--- TRAVAIL DEMANDÉ ---
[a] Les affirmations suivantes sont-elles conformes au texte sur la sensation ? Répondez à chacune par oui ou par non en citant les mots du texte qui tranchent. (i) Les sensations affectives ne peuvent jamais être séparées des sensations perceptives. (ii) La sensation suffit à nous donner directement la notion de l'extérieur. (iii) Certains contacts, odeurs, couleurs ou bruits ne nous procurent ni plaisir ni souffrance.
[b] Poursuivez le texte sur la sensation à partir de sa dernière phrase.

--- TEXTE EXTRAIT ---
Le mot sensation s'applique à deux sortes de faits que, d'ordinaire, on ne distingue pas suffisamment. II désigne, d'une part, les impressions spéciales produites sur l'esprit par les objets physiques et par leurs diverses propriétés, résistance, chaleur, froid, lumière, odeur, saveur, bruit, etc. ; de l'autre, les phénomènes affectifs du plaisir et de la souffrance. Ces derniers, que nous appellerions volontiers sensations affectives, accompagnent, il est vrai, le plus souvent, les sensations de la première espèce ou sensations perceptives; mais ils n'en sont pas inséparables. Il est tel contact, telle odeur, telle couleur, tel bruit, qui nous laissent indifférents, sans plaisir comme sans souffrance; et, d'un autre côté, nous éprouvons du plaisir et de la douleur, sans que les sens y soient pour rien. Il y a donc bien réellement deux sortes de sensations.

La réalité des sensations, en tant qu'impressions produites sur nous par les objets extérieurs, ne peut être mise en doute. Odeur, son, saveur, ces phénomènes ne fussent-ils pas autre chose, seraient au moins des modifications internes, perçues par la conscience avec certitude. Leur caractère subjectif est tout aussi incontestable. La sensation est un acte de l'intelligence; mais c'est un acte incomplet et insuffisant pour nous procurer directement la notion de l'extérieur. Mais, ultérieurement, instruits par d'autres voies de l'existence des corps, habitués, par une expérience réitérée, à associer nos sensations soit à l'idée des corps en général, soit à l'idée de certains corps en particulier, nous jugeons que les causes des sensations résident précisément dans les corps à titre de propriétés, et, par une induction si naturelle et si rapide qu'elle en devient presque insaisissable, nous concluons de nos sensations l'existence actuelle, la présence des corps, alors même que nous ne les percevons pas autrement. C'est ainsi que de l'intérieur d'une chambre, et sans avoir besoin de regarder dans la rue, nous inférons du bruit que nous entendons qu'il y passe une voiture, un corps de troupes, etc.

--- LIGNES ---

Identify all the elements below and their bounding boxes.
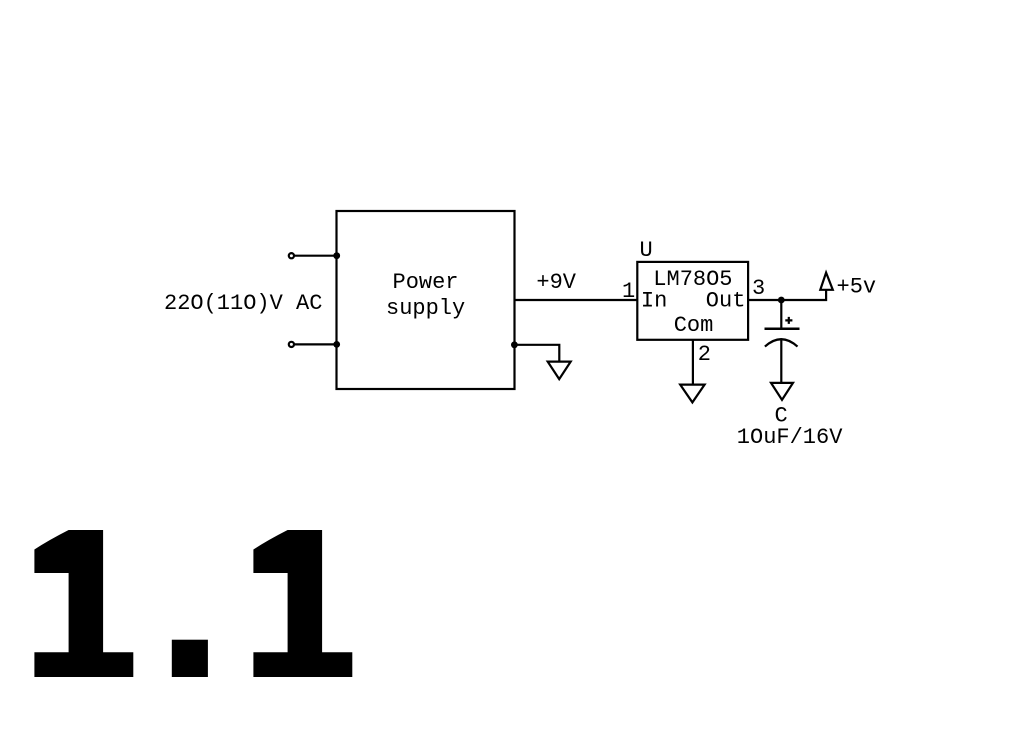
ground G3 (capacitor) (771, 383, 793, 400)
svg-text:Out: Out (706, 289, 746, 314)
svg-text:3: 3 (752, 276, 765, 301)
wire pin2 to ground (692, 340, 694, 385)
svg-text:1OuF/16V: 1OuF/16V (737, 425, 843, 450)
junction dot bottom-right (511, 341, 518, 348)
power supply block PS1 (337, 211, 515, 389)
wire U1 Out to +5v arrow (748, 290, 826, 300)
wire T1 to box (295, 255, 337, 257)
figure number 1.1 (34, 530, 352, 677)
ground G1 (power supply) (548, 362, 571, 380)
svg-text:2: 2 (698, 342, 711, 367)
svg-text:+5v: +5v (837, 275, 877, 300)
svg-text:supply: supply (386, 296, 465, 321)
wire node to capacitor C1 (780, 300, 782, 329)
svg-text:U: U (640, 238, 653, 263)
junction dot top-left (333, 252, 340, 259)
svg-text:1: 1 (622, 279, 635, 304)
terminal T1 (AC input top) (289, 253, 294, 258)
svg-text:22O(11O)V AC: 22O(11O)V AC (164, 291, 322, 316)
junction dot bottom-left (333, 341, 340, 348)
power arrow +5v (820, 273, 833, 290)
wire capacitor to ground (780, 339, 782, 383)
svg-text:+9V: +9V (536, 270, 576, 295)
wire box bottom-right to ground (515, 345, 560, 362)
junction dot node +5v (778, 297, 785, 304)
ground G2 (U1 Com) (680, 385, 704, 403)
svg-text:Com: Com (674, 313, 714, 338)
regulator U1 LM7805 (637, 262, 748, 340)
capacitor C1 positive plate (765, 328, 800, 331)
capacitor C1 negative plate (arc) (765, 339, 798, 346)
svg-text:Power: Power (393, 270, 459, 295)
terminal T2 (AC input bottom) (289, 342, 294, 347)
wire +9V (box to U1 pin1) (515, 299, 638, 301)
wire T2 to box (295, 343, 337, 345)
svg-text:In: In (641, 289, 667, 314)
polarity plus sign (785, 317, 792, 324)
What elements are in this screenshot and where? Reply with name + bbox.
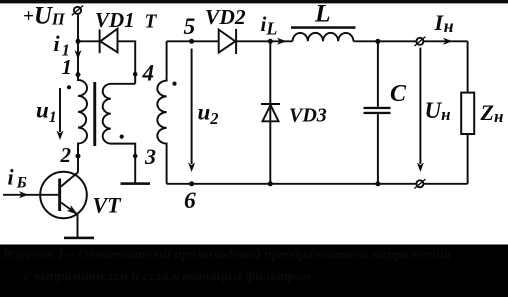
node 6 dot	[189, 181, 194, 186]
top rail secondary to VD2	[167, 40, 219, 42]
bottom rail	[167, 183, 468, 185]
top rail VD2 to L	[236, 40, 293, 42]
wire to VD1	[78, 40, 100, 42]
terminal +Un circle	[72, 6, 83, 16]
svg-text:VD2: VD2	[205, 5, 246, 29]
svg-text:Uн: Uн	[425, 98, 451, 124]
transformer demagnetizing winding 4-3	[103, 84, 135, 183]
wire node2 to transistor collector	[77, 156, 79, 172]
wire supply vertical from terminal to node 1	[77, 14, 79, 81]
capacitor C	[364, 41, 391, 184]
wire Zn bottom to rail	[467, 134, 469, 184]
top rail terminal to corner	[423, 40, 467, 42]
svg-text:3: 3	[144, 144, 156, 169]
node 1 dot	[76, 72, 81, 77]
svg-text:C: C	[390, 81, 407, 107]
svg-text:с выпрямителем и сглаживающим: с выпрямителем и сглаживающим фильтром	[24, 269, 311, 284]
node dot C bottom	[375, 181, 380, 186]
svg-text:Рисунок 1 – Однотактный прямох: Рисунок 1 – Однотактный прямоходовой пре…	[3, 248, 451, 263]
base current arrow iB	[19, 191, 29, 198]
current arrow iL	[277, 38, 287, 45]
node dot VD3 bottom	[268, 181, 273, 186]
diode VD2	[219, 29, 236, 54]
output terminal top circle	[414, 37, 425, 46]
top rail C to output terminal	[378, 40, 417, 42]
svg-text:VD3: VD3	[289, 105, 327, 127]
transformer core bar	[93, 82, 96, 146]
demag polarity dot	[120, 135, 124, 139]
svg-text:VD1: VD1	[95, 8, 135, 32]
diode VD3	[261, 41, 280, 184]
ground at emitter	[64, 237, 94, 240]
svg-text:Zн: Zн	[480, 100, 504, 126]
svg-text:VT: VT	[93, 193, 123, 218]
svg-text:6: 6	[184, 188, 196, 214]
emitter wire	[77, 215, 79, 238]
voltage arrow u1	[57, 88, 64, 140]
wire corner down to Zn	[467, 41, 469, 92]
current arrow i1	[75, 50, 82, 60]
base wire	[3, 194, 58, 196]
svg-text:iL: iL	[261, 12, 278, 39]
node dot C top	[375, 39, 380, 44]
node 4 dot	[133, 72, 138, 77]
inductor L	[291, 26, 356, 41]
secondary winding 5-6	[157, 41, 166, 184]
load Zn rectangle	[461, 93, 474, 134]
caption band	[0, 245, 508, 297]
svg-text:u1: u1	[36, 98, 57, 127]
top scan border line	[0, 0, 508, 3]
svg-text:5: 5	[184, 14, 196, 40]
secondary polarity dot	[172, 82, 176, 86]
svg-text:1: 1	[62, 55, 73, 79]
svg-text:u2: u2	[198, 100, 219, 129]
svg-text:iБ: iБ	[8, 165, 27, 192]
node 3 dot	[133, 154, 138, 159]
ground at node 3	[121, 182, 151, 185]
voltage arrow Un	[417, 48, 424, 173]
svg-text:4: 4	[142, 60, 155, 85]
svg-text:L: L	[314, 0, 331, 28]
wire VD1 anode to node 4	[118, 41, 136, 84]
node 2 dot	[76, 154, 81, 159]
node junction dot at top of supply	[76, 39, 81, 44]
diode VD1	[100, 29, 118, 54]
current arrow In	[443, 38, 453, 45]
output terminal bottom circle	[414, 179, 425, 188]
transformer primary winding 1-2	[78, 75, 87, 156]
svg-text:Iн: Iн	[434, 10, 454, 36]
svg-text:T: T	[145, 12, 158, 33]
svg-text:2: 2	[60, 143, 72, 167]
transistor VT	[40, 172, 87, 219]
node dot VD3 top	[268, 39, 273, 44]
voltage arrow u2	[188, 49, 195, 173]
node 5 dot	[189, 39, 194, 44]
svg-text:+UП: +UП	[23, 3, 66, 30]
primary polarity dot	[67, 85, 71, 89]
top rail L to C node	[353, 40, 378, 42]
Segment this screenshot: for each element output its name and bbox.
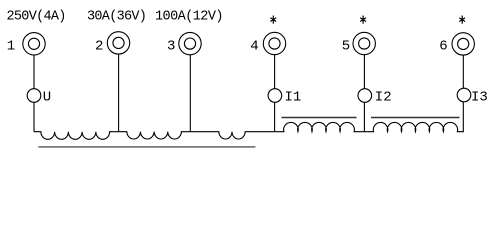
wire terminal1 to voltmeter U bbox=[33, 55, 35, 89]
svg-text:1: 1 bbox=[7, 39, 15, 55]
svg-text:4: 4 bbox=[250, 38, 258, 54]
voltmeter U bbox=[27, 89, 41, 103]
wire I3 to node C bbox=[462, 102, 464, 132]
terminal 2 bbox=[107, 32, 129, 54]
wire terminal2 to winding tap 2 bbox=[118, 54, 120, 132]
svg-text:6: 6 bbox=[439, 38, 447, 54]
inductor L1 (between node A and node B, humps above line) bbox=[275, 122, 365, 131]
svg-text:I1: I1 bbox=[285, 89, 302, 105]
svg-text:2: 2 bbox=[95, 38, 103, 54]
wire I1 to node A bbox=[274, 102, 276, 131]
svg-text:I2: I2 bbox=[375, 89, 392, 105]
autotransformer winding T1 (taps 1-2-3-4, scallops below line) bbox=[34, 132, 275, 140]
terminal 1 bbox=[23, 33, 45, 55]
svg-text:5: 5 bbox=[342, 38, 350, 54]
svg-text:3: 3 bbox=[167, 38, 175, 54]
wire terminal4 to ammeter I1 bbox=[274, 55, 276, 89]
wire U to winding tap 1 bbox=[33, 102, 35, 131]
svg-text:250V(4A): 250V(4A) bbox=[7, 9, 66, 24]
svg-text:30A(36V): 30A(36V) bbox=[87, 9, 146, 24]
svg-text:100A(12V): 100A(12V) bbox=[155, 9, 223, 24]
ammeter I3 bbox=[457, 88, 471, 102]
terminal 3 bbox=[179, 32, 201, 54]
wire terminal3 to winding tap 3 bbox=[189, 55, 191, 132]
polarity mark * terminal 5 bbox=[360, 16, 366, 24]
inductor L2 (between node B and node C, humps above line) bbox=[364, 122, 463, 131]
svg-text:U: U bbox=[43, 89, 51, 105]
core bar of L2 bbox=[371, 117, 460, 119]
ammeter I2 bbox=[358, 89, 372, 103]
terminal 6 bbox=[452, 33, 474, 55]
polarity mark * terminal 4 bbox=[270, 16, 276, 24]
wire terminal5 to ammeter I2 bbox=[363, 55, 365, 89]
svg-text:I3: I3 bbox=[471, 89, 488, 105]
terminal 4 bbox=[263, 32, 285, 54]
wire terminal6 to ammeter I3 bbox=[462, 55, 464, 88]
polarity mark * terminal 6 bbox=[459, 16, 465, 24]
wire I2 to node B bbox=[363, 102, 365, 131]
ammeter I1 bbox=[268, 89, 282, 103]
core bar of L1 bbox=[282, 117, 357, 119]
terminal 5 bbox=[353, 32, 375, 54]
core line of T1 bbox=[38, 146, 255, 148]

==

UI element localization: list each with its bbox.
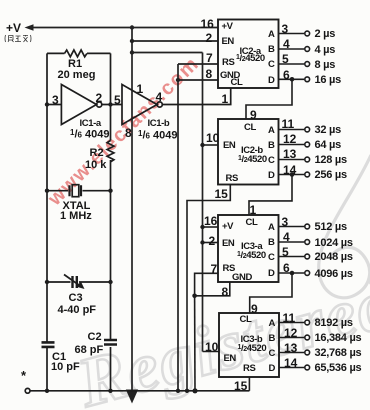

--- CORRIGÉ DE L'EXERCICE ---
[a]
(i) Non : « mais ils n'en sont pas inséparables ».
(ii) Non : « c'est un acte incomplet et insuffisant pour nous procurer directement la notion de l'extérieur ».
(iii) Oui : « Il est tel contact, telle odeur, telle couleur, tel bruit, qui nous laissent indifférents, sans plaisir comme sans souffrance ».

[b]
L'ouïe, l'odorat, le goût, ne procurent que des sensations; la vue et le toucher donnent à la fois des sensations et des perceptions. Quoique faciles à distinguer en théorie, les sensations et les perceptions sont pour la plupart si étroitement unies et pour ainsi dire enveloppées les unes dans les autres, qu'il faudrait, pour en dresser la liste exacte, entrer à ce sujet dans une longue et minutieuse discussion. Il est essentiel surtout de ne pas assimiler la perception à la sensation; car la sensation étant un fait subjectif et relatif, il suivrait de là que nous n'aurions aucune connaissance absolue des corps. C'est la conséquence forcée contre laquelle se débat vainement Condillac, lorsque, après avoir posé en principe que nous ne connaissons rien que par nos sensations, c.-à-d. expressément par nos propres modifications ou manières d'être, il s'efforce de trouver dans les sensations spéciales du toucher quelque chose qui décide l'esprit à transporter au dehors les qualités que jusqu'alors il n'avait considérées que comme siennes.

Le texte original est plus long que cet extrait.